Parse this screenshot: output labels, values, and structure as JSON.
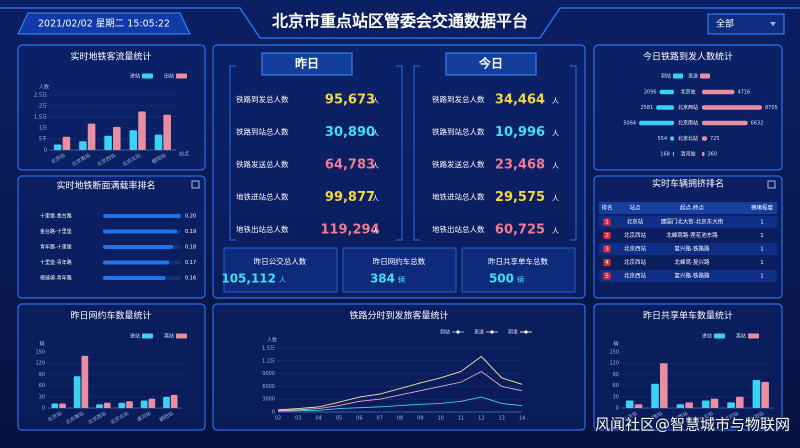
{
  "header": {
    "datetime": "2021/02/02 星期二 15:05:22",
    "title": "北京市重点站区管委会交通数据平台",
    "select": "全部"
  },
  "stats": {
    "yesterday": {
      "title": "昨日",
      "items": [
        {
          "label": "铁路到发总人数",
          "value": "95,673",
          "unit": "人"
        },
        {
          "label": "铁路到站总人数",
          "value": "30,890",
          "unit": "人"
        },
        {
          "label": "铁路发送总人数",
          "value": "64,783",
          "unit": "人"
        },
        {
          "label": "地铁进站总人数",
          "value": "99,877",
          "unit": "人"
        },
        {
          "label": "地铁出站总人数",
          "value": "119,294",
          "unit": "人"
        }
      ]
    },
    "today": {
      "title": "今日",
      "items": [
        {
          "label": "铁路到发总人数",
          "value": "34,464",
          "unit": "人"
        },
        {
          "label": "铁路到站总人数",
          "value": "10,996",
          "unit": "人"
        },
        {
          "label": "铁路发送总人数",
          "value": "23,468",
          "unit": "人"
        },
        {
          "label": "地铁进站总人数",
          "value": "29,575",
          "unit": "人"
        },
        {
          "label": "地铁出站总人数",
          "value": "60,725",
          "unit": "人"
        }
      ]
    },
    "totals": [
      {
        "label": "昨日公交总人数",
        "value": "105,112",
        "unit": "人"
      },
      {
        "label": "昨日网约车总数",
        "value": "384",
        "unit": "辆"
      },
      {
        "label": "昨日共享单车总数",
        "value": "500",
        "unit": "辆"
      }
    ]
  },
  "table": {
    "title": "实时车辆拥挤排名",
    "headers": [
      "排名",
      "站点",
      "起点-终点",
      "拥堵程度"
    ],
    "rows": [
      [
        "1",
        "北京站",
        "建国门北大街-北京东大街",
        "1"
      ],
      [
        "2",
        "北京西站",
        "北蜂窝路-莲花池东路",
        "1"
      ],
      [
        "3",
        "北京西站",
        "复兴路-铁路路",
        "1"
      ],
      [
        "4",
        "北京西站",
        "北蜂窝-复兴路",
        "1"
      ],
      [
        "5",
        "北京西站",
        "复兴路-铁路路",
        "1"
      ]
    ]
  },
  "chart_data": [
    {
      "type": "bar",
      "title": "实时地铁客流量统计",
      "y_label": "人数",
      "x_label": "站点",
      "categories": [
        "北京站",
        "北京南站",
        "北京西站",
        "北京北站",
        "朝阳站"
      ],
      "series": [
        {
          "name": "进站",
          "color": "#3ad3f5",
          "values": [
            2500,
            4000,
            6500,
            9000,
            7000
          ]
        },
        {
          "name": "出站",
          "color": "#e98ea0",
          "values": [
            6000,
            12000,
            10500,
            17500,
            16000
          ]
        }
      ],
      "ylim": [
        0,
        25000
      ],
      "yticks": [
        0,
        {
          "value": 5000,
          "label": "5千"
        },
        {
          "value": 10000,
          "label": "1万"
        },
        {
          "value": 15000,
          "label": "1.5万"
        },
        {
          "value": 20000,
          "label": "2万"
        },
        {
          "value": 25000,
          "label": "2.5万"
        }
      ]
    },
    {
      "type": "hbar",
      "title": "实时地铁断面满载率排名",
      "categories": [
        "十里堡-金台路",
        "金台路-十里堡",
        "青年路-十里堡",
        "十里堡-青年路",
        "褡裢坡-青年路"
      ],
      "values": [
        0.2,
        0.19,
        0.18,
        0.17,
        0.16
      ],
      "value_labels": [
        "0.20",
        "0.19",
        "0.18",
        "0.17",
        "0.16"
      ],
      "color": "#1f74e8",
      "xlim": [
        0,
        0.2
      ]
    },
    {
      "type": "bar",
      "title": "昨日网约车数量统计",
      "y_label": "辆",
      "categories": [
        "北京站",
        "北京南站",
        "北京西站",
        "北京北站",
        "清河站",
        "朝阳站"
      ],
      "series": [
        {
          "name": "进站",
          "color": "#3ad3f5",
          "values": [
            12,
            85,
            10,
            14,
            20,
            30
          ]
        },
        {
          "name": "离站",
          "color": "#e98ea0",
          "values": [
            12,
            140,
            14,
            18,
            25,
            35
          ]
        }
      ],
      "ylim": [
        0,
        150
      ],
      "yticks": [
        0,
        30,
        60,
        90,
        120,
        150
      ]
    },
    {
      "type": "line",
      "title": "铁路分时到发旅客量统计",
      "y_label": "人数",
      "categories": [
        "02",
        "03",
        "04",
        "05",
        "06",
        "07",
        "08",
        "09",
        "10",
        "11",
        "12",
        "13",
        "14"
      ],
      "series": [
        {
          "name": "到站",
          "color": "#3ad3f5",
          "values": [
            200,
            300,
            400,
            800,
            1000,
            1200,
            1500,
            1800,
            2000,
            2500,
            3500,
            2000,
            1500
          ]
        },
        {
          "name": "发送",
          "color": "#f0a8c8",
          "values": [
            300,
            500,
            800,
            1500,
            2500,
            3000,
            4000,
            5000,
            6000,
            7000,
            9500,
            6000,
            5000
          ]
        },
        {
          "name": "到发",
          "color": "#f5e6a0",
          "values": [
            500,
            800,
            1200,
            2300,
            3500,
            4200,
            5500,
            6800,
            8000,
            9500,
            13000,
            8000,
            6500
          ]
        }
      ],
      "ylim": [
        0,
        15000
      ],
      "yticks": [
        0,
        3000,
        6000,
        9000,
        {
          "value": 12000,
          "label": "1.2万"
        },
        {
          "value": 15000,
          "label": "1.5万"
        }
      ]
    },
    {
      "type": "butterfly",
      "title": "今日铁路到发人数统计",
      "categories": [
        "北京站",
        "北京西站",
        "北京南站",
        "北京北站",
        "清河站"
      ],
      "series": [
        {
          "name": "到站",
          "color": "#3ad3f5",
          "values": [
            2096,
            2581,
            5064,
            554,
            168
          ]
        },
        {
          "name": "发送",
          "color": "#e98ea0",
          "values": [
            4716,
            8705,
            6632,
            725,
            360
          ]
        }
      ],
      "xlim": [
        0,
        9000
      ]
    },
    {
      "type": "bar",
      "title": "昨日共享单车数量统计",
      "y_label": "辆",
      "categories": [
        "北京站",
        "北京南站",
        "北京西站",
        "北京北站",
        "清河站",
        "朝阳站"
      ],
      "series": [
        {
          "name": "进站",
          "color": "#3ad3f5",
          "values": [
            20,
            65,
            10,
            20,
            15,
            75
          ]
        },
        {
          "name": "离站",
          "color": "#e98ea0",
          "values": [
            10,
            120,
            15,
            25,
            30,
            70
          ]
        }
      ],
      "ylim": [
        0,
        150
      ],
      "yticks": [
        0,
        30,
        60,
        90,
        120,
        150
      ]
    }
  ],
  "watermark": "风闻社区@智慧城市与物联网"
}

....................

Task to complete
Leave the pictures out, and transcribe each of the records exactly.

Task solution
Parse this screenshot: output labels, values, and structure as JSON.
{
  "header": {
    "datetime": "2021/02/02 星期二 15:05:22",
    "title": "北京市重点站区管委会交通数据平台",
    "select": "全部"
  },
  "stats": {
    "yesterday": {
      "title": "昨日",
      "items": [
        {
          "label": "铁路到发总人数",
          "value": "95,673",
          "unit": "人"
        },
        {
          "label": "铁路到站总人数",
          "value": "30,890",
          "unit": "人"
        },
        {
          "label": "铁路发送总人数",
          "value": "64,783",
          "unit": "人"
        },
        {
          "label": "地铁进站总人数",
          "value": "99,877",
          "unit": "人"
        },
        {
          "label": "地铁出站总人数",
          "value": "119,294",
          "unit": "人"
        }
      ]
    },
    "today": {
      "title": "今日",
      "items": [
        {
          "label": "铁路到发总人数",
          "value": "34,464",
          "unit": "人"
        },
        {
          "label": "铁路到站总人数",
          "value": "10,996",
          "unit": "人"
        },
        {
          "label": "铁路发送总人数",
          "value": "23,468",
          "unit": "人"
        },
        {
          "label": "地铁进站总人数",
          "value": "29,575",
          "unit": "人"
        },
        {
          "label": "地铁出站总人数",
          "value": "60,725",
          "unit": "人"
        }
      ]
    },
    "totals": [
      {
        "label": "昨日公交总人数",
        "value": "105,112",
        "unit": "人"
      },
      {
        "label": "昨日网约车总数",
        "value": "384",
        "unit": "辆"
      },
      {
        "label": "昨日共享单车总数",
        "value": "500",
        "unit": "辆"
      }
    ]
  },
  "table": {
    "title": "实时车辆拥挤排名",
    "headers": [
      "排名",
      "站点",
      "起点-终点",
      "拥堵程度"
    ],
    "rows": [
      [
        "1",
        "北京站",
        "建国门北大街-北京东大街",
        "1"
      ],
      [
        "2",
        "北京西站",
        "北蜂窝路-莲花池东路",
        "1"
      ],
      [
        "3",
        "北京西站",
        "复兴路-铁路路",
        "1"
      ],
      [
        "4",
        "北京西站",
        "北蜂窝-复兴路",
        "1"
      ],
      [
        "5",
        "北京西站",
        "复兴路-铁路路",
        "1"
      ]
    ]
  },
  "chart_data": [
    {
      "type": "bar",
      "title": "实时地铁客流量统计",
      "y_label": "人数",
      "x_label": "站点",
      "categories": [
        "北京站",
        "北京南站",
        "北京西站",
        "北京北站",
        "朝阳站"
      ],
      "series": [
        {
          "name": "进站",
          "color": "#3ad3f5",
          "values": [
            2500,
            4000,
            6500,
            9000,
            7000
          ]
        },
        {
          "name": "出站",
          "color": "#e98ea0",
          "values": [
            6000,
            12000,
            10500,
            17500,
            16000
          ]
        }
      ],
      "ylim": [
        0,
        25000
      ],
      "yticks": [
        0,
        {
          "value": 5000,
          "label": "5千"
        },
        {
          "value": 10000,
          "label": "1万"
        },
        {
          "value": 15000,
          "label": "1.5万"
        },
        {
          "value": 20000,
          "label": "2万"
        },
        {
          "value": 25000,
          "label": "2.5万"
        }
      ]
    },
    {
      "type": "hbar",
      "title": "实时地铁断面满载率排名",
      "categories": [
        "十里堡-金台路",
        "金台路-十里堡",
        "青年路-十里堡",
        "十里堡-青年路",
        "褡裢坡-青年路"
      ],
      "values": [
        0.2,
        0.19,
        0.18,
        0.17,
        0.16
      ],
      "value_labels": [
        "0.20",
        "0.19",
        "0.18",
        "0.17",
        "0.16"
      ],
      "color": "#1f74e8",
      "xlim": [
        0,
        0.2
      ]
    },
    {
      "type": "bar",
      "title": "昨日网约车数量统计",
      "y_label": "辆",
      "categories": [
        "北京站",
        "北京南站",
        "北京西站",
        "北京北站",
        "清河站",
        "朝阳站"
      ],
      "series": [
        {
          "name": "进站",
          "color": "#3ad3f5",
          "values": [
            12,
            85,
            10,
            14,
            20,
            30
          ]
        },
        {
          "name": "离站",
          "color": "#e98ea0",
          "values": [
            12,
            140,
            14,
            18,
            25,
            35
          ]
        }
      ],
      "ylim": [
        0,
        150
      ],
      "yticks": [
        0,
        30,
        60,
        90,
        120,
        150
      ]
    },
    {
      "type": "line",
      "title": "铁路分时到发旅客量统计",
      "y_label": "人数",
      "categories": [
        "02",
        "03",
        "04",
        "05",
        "06",
        "07",
        "08",
        "09",
        "10",
        "11",
        "12",
        "13",
        "14"
      ],
      "series": [
        {
          "name": "到站",
          "color": "#3ad3f5",
          "values": [
            200,
            300,
            400,
            800,
            1000,
            1200,
            1500,
            1800,
            2000,
            2500,
            3500,
            2000,
            1500
          ]
        },
        {
          "name": "发送",
          "color": "#f0a8c8",
          "values": [
            300,
            500,
            800,
            1500,
            2500,
            3000,
            4000,
            5000,
            6000,
            7000,
            9500,
            6000,
            5000
          ]
        },
        {
          "name": "到发",
          "color": "#f5e6a0",
          "values": [
            500,
            800,
            1200,
            2300,
            3500,
            4200,
            5500,
            6800,
            8000,
            9500,
            13000,
            8000,
            6500
          ]
        }
      ],
      "ylim": [
        0,
        15000
      ],
      "yticks": [
        0,
        3000,
        6000,
        9000,
        {
          "value": 12000,
          "label": "1.2万"
        },
        {
          "value": 15000,
          "label": "1.5万"
        }
      ]
    },
    {
      "type": "butterfly",
      "title": "今日铁路到发人数统计",
      "categories": [
        "北京站",
        "北京西站",
        "北京南站",
        "北京北站",
        "清河站"
      ],
      "series": [
        {
          "name": "到站",
          "color": "#3ad3f5",
          "values": [
            2096,
            2581,
            5064,
            554,
            168
          ]
        },
        {
          "name": "发送",
          "color": "#e98ea0",
          "values": [
            4716,
            8705,
            6632,
            725,
            360
          ]
        }
      ],
      "xlim": [
        0,
        9000
      ]
    },
    {
      "type": "bar",
      "title": "昨日共享单车数量统计",
      "y_label": "辆",
      "categories": [
        "北京站",
        "北京南站",
        "北京西站",
        "北京北站",
        "清河站",
        "朝阳站"
      ],
      "series": [
        {
          "name": "进站",
          "color": "#3ad3f5",
          "values": [
            20,
            65,
            10,
            20,
            15,
            75
          ]
        },
        {
          "name": "离站",
          "color": "#e98ea0",
          "values": [
            10,
            120,
            15,
            25,
            30,
            70
          ]
        }
      ],
      "ylim": [
        0,
        150
      ],
      "yticks": [
        0,
        30,
        60,
        90,
        120,
        150
      ]
    }
  ],
  "watermark": "风闻社区@智慧城市与物联网"
}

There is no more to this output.